REQUIREMENTS -> Copy every line from the records below that holds the word "name".
━━━━━━━━
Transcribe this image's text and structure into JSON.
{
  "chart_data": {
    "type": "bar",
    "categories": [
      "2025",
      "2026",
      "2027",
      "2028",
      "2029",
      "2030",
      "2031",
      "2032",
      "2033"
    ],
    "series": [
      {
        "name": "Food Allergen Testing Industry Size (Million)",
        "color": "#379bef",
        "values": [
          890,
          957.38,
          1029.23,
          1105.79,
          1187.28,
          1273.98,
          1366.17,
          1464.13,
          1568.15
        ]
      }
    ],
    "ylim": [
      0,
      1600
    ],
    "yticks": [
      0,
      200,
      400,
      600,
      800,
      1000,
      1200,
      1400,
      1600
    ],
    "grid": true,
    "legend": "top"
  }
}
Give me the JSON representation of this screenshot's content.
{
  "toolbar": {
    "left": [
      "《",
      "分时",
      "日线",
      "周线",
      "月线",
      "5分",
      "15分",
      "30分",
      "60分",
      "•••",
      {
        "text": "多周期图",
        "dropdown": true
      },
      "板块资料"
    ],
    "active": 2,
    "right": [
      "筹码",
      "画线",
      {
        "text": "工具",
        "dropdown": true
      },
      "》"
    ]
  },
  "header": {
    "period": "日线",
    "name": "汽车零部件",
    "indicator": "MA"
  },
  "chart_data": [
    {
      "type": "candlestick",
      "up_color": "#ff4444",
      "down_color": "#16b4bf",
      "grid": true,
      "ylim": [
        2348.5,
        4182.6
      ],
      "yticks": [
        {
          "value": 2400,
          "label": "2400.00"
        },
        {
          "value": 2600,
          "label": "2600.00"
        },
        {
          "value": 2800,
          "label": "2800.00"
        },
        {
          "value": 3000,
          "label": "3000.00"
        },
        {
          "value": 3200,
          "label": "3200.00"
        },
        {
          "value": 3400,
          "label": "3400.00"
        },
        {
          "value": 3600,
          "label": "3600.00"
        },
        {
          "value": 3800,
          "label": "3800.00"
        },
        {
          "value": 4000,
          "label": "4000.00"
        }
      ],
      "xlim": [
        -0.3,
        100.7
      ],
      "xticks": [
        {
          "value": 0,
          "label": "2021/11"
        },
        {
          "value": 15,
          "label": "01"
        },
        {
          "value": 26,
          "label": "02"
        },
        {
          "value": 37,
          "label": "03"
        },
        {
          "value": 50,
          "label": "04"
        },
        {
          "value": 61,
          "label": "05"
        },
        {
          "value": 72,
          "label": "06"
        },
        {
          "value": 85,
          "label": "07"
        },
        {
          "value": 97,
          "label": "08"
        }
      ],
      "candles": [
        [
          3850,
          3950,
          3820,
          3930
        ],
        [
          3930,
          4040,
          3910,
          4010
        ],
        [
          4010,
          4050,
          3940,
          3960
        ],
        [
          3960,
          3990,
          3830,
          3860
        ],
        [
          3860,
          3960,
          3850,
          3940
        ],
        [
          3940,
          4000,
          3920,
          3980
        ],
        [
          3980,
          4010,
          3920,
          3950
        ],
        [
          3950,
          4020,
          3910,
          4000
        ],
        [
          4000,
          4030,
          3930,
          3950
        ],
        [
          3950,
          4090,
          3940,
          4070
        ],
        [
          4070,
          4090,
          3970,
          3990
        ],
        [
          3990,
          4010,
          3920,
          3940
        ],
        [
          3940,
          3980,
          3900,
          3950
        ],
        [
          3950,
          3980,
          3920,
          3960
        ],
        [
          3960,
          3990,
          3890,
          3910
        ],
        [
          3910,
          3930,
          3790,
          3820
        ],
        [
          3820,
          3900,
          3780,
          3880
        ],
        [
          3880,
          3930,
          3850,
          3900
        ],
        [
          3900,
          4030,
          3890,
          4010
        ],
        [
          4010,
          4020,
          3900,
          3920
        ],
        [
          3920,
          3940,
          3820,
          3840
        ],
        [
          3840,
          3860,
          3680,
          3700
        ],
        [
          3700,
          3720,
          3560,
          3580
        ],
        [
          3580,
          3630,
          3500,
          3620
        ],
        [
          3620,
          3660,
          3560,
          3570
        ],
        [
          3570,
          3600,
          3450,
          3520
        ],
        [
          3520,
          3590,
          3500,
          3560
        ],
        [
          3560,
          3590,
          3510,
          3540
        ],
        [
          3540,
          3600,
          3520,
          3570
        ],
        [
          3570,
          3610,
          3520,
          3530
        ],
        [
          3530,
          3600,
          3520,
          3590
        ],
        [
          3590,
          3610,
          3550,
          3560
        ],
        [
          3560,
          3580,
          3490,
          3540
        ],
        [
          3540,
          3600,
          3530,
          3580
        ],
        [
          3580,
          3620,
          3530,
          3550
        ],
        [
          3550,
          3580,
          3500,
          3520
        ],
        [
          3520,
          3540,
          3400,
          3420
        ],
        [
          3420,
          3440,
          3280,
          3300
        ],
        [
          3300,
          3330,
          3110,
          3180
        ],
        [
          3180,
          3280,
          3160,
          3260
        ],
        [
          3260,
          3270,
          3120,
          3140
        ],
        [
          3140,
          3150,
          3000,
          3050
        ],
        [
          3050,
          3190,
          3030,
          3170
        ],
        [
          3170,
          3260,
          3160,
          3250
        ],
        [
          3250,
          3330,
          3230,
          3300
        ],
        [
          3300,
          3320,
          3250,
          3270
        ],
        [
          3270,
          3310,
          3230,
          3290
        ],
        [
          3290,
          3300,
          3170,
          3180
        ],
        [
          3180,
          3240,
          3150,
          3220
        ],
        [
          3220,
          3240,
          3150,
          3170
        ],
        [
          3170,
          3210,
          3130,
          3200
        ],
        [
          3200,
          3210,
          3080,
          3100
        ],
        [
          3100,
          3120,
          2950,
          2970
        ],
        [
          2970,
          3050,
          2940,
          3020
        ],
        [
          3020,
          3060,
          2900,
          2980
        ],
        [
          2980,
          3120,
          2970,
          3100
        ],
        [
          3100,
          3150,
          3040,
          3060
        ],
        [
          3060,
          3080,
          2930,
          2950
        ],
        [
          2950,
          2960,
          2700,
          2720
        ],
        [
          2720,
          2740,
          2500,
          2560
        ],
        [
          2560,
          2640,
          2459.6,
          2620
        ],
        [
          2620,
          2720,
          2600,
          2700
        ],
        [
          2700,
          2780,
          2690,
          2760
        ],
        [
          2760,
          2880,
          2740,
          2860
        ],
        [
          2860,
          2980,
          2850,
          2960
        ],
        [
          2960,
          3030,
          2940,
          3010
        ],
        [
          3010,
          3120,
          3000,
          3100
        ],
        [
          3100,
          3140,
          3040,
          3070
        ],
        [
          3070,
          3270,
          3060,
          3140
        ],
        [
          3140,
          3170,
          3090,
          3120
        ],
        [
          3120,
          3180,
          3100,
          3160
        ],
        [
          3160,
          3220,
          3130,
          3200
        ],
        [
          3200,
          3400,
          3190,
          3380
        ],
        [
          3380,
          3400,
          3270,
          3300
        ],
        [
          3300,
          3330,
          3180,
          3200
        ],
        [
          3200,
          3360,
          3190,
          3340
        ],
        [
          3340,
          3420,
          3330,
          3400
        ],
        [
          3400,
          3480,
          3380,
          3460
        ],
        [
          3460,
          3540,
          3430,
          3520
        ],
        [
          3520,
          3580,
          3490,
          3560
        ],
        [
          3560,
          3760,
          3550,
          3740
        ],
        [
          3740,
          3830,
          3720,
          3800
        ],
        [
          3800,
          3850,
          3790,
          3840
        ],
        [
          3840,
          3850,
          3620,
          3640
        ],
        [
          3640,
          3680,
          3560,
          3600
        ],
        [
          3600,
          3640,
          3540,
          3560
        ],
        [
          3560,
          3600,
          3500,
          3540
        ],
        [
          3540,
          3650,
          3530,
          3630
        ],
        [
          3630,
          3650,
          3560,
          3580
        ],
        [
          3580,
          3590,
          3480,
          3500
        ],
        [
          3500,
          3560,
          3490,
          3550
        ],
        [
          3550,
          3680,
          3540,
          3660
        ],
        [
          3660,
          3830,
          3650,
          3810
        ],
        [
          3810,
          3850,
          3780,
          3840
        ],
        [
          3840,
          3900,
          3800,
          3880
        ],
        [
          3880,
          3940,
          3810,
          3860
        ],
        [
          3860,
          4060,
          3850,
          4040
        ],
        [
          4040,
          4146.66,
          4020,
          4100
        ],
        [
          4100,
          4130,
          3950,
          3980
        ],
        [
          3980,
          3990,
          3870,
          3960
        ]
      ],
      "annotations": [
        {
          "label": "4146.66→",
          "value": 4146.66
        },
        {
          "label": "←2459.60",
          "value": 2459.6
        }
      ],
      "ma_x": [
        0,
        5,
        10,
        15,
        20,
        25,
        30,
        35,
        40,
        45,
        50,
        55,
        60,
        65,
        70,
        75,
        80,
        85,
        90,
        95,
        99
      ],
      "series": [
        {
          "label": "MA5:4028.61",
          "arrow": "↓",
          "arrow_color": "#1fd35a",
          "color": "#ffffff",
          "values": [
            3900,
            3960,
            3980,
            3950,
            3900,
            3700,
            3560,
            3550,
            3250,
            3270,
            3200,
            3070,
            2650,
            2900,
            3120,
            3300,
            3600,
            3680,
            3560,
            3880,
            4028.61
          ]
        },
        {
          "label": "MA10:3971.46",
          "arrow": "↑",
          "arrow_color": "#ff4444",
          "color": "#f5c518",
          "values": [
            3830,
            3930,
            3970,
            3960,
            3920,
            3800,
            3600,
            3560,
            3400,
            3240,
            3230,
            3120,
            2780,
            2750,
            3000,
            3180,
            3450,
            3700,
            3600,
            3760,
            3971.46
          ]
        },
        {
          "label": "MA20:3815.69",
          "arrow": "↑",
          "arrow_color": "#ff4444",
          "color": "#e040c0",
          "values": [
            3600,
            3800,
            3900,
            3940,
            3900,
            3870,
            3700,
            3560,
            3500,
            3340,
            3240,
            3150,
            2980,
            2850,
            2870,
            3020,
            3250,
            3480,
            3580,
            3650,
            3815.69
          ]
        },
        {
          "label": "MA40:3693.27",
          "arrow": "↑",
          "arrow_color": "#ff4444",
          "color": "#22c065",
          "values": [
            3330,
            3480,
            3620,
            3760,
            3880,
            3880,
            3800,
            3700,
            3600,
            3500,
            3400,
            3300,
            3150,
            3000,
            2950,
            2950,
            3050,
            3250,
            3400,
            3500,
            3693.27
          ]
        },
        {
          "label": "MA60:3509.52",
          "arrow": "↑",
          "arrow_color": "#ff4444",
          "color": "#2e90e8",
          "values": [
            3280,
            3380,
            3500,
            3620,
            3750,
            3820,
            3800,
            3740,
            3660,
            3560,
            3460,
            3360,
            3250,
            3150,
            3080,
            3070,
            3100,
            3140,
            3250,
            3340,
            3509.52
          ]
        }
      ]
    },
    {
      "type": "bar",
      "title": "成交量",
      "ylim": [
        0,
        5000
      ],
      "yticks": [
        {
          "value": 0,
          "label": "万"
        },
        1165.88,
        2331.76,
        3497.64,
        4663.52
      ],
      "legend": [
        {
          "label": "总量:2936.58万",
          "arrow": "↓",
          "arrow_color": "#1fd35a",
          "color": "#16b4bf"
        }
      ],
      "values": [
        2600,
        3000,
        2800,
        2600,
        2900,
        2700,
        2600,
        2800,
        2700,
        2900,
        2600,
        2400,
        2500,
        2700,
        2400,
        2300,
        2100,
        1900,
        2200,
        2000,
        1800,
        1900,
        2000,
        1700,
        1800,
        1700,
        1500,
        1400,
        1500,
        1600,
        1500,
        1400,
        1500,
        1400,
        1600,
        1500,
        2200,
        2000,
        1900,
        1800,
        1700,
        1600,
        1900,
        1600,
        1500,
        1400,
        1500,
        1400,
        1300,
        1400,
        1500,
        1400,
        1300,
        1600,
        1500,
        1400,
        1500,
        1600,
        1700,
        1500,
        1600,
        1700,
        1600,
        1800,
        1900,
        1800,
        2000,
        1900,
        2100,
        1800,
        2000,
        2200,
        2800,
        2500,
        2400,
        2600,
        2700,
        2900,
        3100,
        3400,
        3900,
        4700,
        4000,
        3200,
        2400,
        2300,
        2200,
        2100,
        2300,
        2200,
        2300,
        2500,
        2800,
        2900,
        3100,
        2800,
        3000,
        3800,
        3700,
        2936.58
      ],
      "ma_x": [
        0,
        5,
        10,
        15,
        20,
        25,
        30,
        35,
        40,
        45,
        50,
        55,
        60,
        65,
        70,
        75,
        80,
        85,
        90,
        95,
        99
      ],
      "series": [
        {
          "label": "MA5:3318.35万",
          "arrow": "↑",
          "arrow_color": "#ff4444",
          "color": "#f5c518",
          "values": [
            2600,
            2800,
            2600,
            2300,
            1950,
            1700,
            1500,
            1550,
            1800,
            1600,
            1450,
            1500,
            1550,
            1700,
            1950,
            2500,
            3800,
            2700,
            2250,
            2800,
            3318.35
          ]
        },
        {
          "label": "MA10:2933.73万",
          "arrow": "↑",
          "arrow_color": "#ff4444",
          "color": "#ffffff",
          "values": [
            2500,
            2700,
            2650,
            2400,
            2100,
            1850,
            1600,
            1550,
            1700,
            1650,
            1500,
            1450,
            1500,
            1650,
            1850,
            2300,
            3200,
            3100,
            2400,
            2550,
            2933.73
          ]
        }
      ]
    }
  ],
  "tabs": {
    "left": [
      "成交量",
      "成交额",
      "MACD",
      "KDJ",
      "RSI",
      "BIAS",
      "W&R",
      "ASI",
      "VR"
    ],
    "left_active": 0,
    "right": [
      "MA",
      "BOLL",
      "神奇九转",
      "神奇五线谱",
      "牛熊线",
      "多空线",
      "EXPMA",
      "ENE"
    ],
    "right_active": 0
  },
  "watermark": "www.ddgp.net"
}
━━━━━━━━
THE OUTPUT ->
        "name": "Food Allergen Testing Industry Size (Million)",
    "name": "汽车零部件",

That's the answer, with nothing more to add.